• **The records**:
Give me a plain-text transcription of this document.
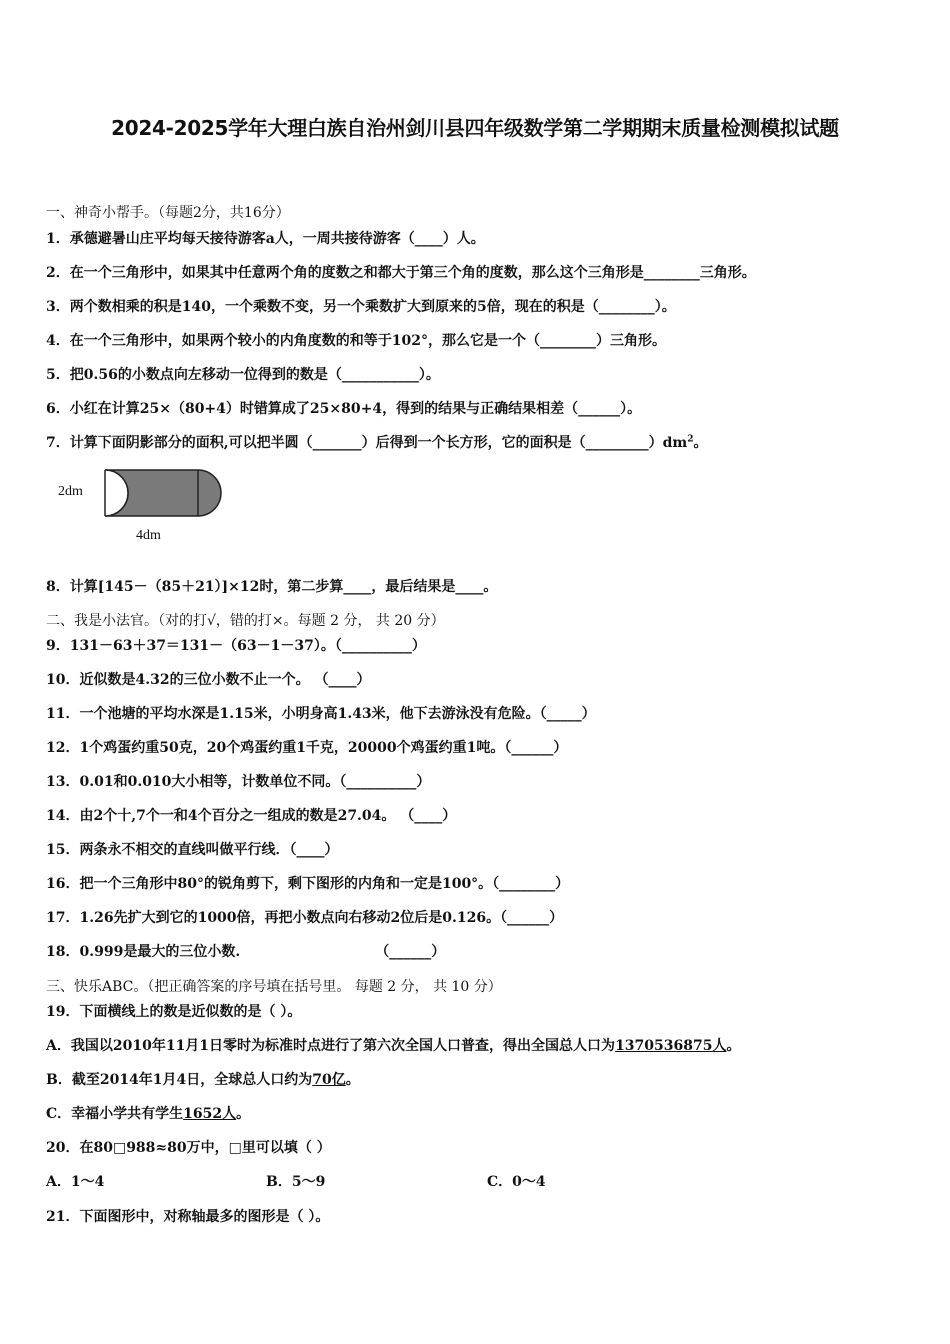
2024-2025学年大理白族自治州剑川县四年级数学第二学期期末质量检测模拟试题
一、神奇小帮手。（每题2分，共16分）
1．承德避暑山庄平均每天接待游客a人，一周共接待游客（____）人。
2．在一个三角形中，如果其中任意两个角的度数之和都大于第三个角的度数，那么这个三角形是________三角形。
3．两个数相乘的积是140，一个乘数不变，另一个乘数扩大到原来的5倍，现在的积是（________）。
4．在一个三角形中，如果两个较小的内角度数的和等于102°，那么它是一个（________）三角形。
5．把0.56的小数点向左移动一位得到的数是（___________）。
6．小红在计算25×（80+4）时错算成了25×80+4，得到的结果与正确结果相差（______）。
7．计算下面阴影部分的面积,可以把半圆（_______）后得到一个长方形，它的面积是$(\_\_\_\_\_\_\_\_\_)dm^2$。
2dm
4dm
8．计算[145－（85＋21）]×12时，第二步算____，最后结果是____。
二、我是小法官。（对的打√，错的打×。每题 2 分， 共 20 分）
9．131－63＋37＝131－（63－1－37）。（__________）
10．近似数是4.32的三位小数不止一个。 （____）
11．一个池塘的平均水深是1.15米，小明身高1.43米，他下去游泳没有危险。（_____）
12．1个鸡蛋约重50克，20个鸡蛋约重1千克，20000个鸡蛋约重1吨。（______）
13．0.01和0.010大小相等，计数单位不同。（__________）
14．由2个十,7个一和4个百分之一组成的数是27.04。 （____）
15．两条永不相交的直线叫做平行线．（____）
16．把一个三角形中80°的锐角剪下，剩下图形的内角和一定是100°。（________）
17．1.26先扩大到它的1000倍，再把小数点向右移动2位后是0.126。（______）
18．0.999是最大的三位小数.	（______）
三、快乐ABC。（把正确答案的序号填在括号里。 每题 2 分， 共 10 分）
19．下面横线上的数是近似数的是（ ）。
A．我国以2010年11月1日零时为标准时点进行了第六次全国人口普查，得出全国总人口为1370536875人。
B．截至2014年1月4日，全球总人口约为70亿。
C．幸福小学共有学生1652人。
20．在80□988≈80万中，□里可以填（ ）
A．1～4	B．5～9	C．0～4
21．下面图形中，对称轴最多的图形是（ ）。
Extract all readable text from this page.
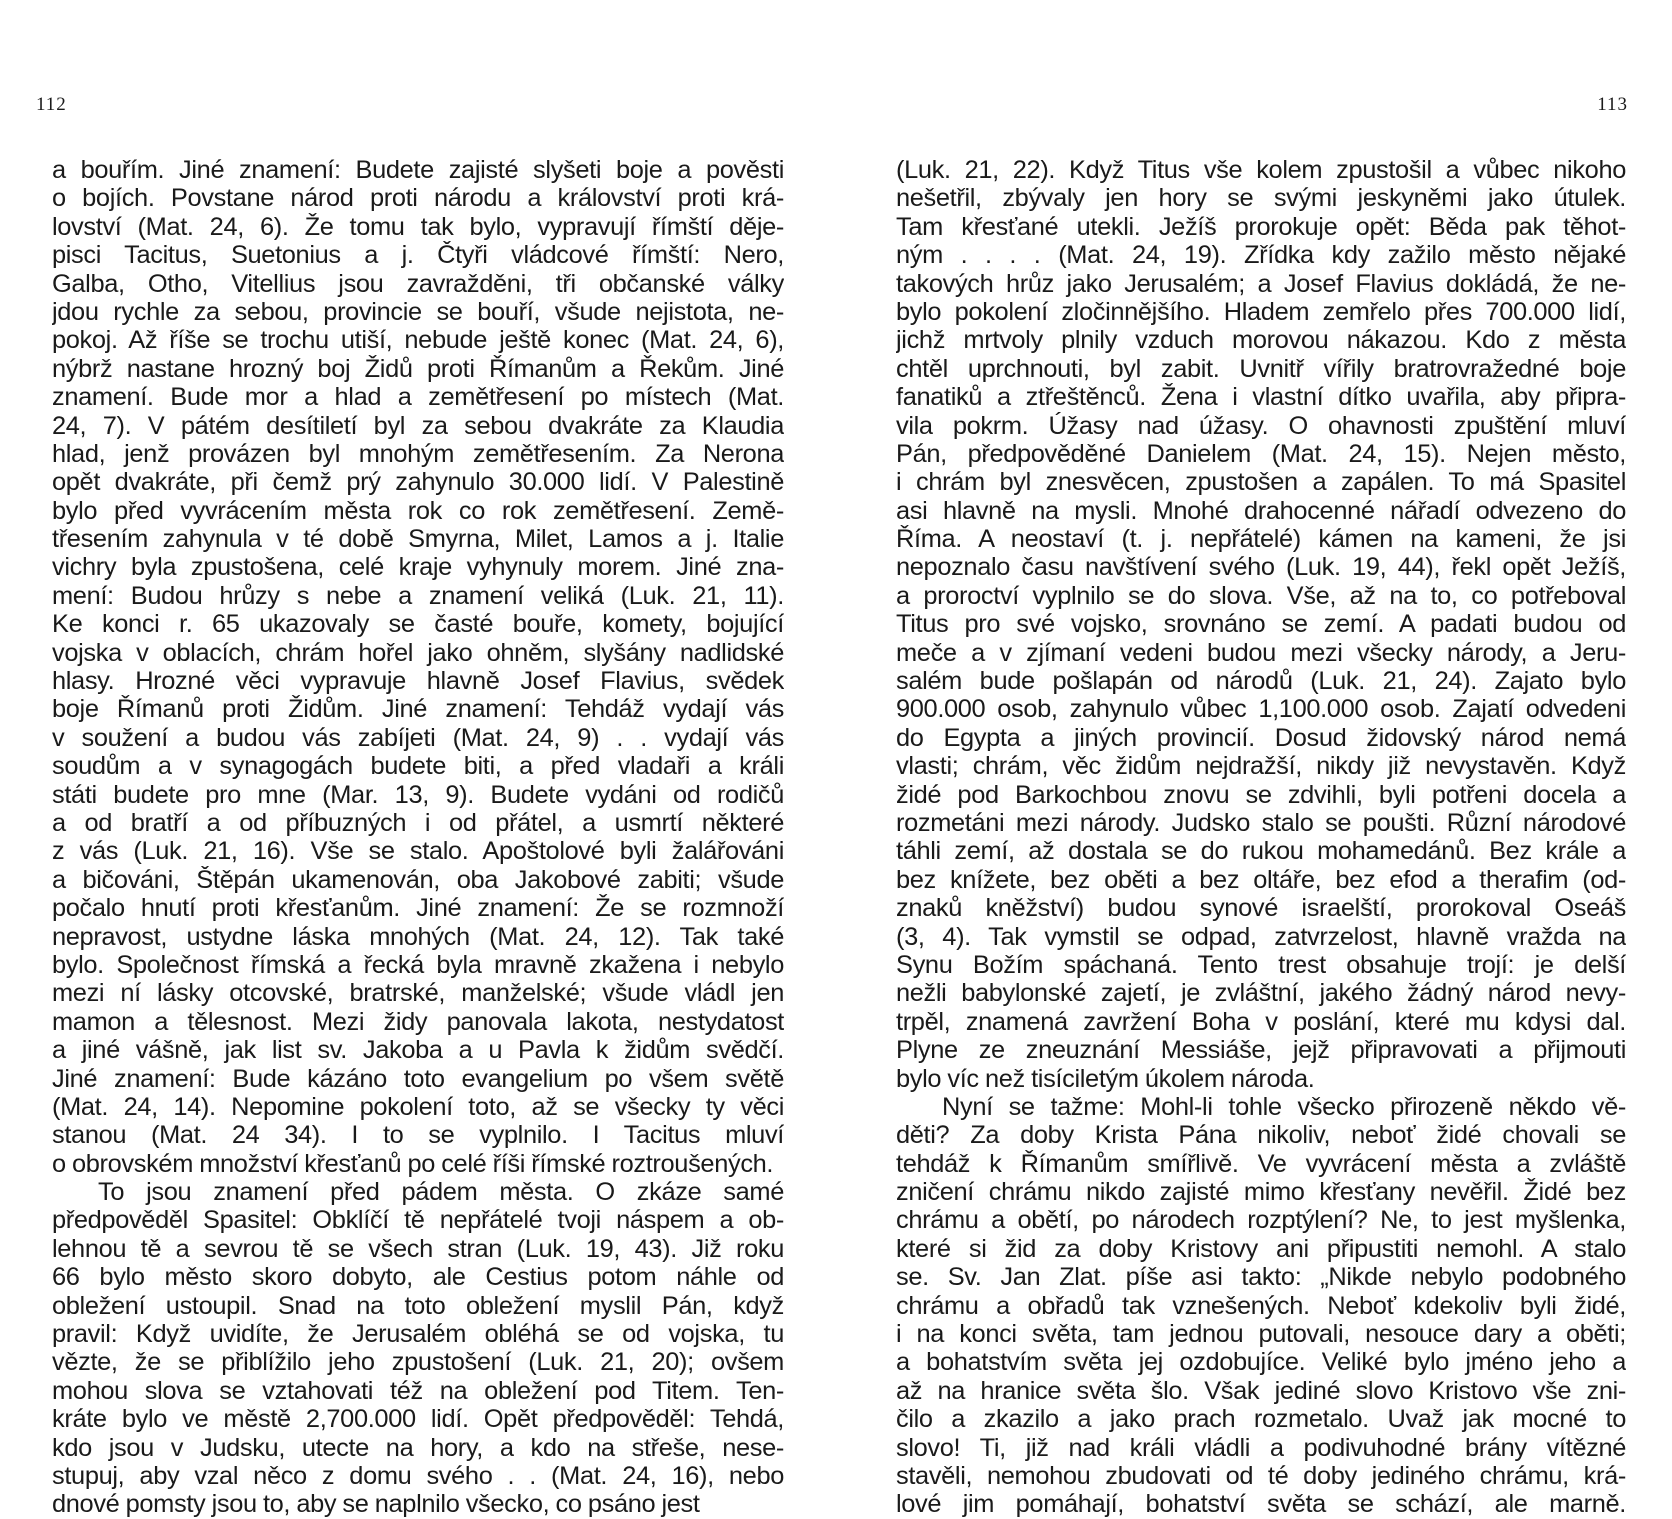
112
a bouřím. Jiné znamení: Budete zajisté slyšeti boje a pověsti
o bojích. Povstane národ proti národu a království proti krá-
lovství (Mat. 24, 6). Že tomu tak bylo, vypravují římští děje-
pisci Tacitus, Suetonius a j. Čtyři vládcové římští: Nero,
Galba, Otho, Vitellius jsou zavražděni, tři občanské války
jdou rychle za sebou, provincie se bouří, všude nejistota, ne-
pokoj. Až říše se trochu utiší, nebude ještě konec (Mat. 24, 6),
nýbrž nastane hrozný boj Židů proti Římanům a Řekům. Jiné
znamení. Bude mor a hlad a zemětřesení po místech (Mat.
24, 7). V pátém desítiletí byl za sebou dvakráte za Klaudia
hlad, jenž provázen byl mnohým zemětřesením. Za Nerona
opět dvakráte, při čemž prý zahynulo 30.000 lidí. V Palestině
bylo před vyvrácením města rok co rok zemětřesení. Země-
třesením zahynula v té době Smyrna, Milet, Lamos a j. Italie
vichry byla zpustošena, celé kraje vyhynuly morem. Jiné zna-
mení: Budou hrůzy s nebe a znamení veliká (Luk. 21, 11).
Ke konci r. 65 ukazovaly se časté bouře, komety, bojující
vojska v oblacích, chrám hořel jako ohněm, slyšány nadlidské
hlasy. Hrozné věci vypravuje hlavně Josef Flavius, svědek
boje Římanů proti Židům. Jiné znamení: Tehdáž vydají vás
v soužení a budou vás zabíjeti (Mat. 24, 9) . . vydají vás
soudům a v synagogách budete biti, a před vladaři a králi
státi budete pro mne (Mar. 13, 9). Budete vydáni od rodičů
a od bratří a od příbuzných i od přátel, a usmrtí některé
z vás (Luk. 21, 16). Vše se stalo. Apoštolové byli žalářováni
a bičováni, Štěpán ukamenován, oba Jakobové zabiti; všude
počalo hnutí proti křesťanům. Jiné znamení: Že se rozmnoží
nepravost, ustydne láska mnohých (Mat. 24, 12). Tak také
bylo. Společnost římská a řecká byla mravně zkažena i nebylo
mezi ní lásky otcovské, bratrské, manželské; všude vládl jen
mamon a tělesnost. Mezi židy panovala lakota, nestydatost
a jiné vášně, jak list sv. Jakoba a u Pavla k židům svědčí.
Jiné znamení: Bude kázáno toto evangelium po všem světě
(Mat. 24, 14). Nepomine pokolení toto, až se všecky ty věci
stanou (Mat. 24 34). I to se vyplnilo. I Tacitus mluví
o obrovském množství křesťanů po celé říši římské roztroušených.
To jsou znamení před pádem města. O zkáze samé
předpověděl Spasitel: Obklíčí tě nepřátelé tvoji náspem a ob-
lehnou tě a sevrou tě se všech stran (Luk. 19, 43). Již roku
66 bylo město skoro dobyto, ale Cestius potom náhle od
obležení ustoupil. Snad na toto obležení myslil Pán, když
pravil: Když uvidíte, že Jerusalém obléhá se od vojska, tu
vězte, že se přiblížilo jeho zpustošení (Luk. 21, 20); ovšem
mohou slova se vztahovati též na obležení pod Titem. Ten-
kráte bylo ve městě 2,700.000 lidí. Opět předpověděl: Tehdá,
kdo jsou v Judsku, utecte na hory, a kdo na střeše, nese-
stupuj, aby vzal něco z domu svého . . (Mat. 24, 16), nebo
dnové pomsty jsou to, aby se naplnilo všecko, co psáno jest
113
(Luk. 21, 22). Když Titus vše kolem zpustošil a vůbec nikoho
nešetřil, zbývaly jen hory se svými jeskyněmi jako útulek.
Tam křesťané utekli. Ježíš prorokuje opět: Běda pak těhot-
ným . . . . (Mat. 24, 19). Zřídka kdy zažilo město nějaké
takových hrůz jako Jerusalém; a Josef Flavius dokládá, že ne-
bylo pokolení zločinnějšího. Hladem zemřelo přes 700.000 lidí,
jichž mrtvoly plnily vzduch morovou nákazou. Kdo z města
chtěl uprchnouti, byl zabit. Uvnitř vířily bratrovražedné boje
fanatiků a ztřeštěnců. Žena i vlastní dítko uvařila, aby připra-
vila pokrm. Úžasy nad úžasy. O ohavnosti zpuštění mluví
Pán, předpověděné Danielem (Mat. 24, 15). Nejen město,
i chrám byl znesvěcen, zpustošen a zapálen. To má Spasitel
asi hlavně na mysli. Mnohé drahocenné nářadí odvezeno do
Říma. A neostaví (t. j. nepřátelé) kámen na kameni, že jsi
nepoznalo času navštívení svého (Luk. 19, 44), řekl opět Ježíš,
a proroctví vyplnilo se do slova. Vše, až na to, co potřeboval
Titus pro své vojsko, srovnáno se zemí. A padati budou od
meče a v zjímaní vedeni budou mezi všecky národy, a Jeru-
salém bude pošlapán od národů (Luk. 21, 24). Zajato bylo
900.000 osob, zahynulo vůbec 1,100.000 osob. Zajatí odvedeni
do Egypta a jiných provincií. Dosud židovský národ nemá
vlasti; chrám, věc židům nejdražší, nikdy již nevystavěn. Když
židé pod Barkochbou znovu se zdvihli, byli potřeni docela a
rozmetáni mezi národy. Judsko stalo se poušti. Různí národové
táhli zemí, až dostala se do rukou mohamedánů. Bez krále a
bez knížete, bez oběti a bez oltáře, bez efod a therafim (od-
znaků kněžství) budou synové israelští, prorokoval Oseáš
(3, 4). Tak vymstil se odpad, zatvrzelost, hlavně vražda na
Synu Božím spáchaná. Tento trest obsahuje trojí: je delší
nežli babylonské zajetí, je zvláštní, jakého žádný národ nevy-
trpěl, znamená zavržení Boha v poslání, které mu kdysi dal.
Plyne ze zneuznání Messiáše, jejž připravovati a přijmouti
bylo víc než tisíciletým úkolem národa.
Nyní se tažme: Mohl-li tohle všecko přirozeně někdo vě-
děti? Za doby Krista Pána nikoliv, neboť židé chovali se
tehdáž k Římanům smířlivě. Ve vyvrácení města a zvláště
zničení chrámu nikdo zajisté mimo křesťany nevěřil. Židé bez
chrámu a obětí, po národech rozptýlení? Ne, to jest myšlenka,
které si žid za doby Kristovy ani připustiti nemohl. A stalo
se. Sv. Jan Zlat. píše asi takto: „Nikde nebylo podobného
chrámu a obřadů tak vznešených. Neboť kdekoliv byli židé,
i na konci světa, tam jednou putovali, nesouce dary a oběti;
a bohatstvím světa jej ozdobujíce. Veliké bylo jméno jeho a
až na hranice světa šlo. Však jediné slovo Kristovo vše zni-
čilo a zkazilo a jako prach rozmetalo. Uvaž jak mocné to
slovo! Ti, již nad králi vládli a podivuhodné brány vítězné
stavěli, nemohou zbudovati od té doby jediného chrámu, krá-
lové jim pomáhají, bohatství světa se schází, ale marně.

• **To be done**: Show every line in the entries where the string "konci" occurs.

• **Result**:
Ke konci r. 65 ukazovaly se časté bouře, komety, bojující
i na konci světa, tam jednou putovali, nesouce dary a oběti;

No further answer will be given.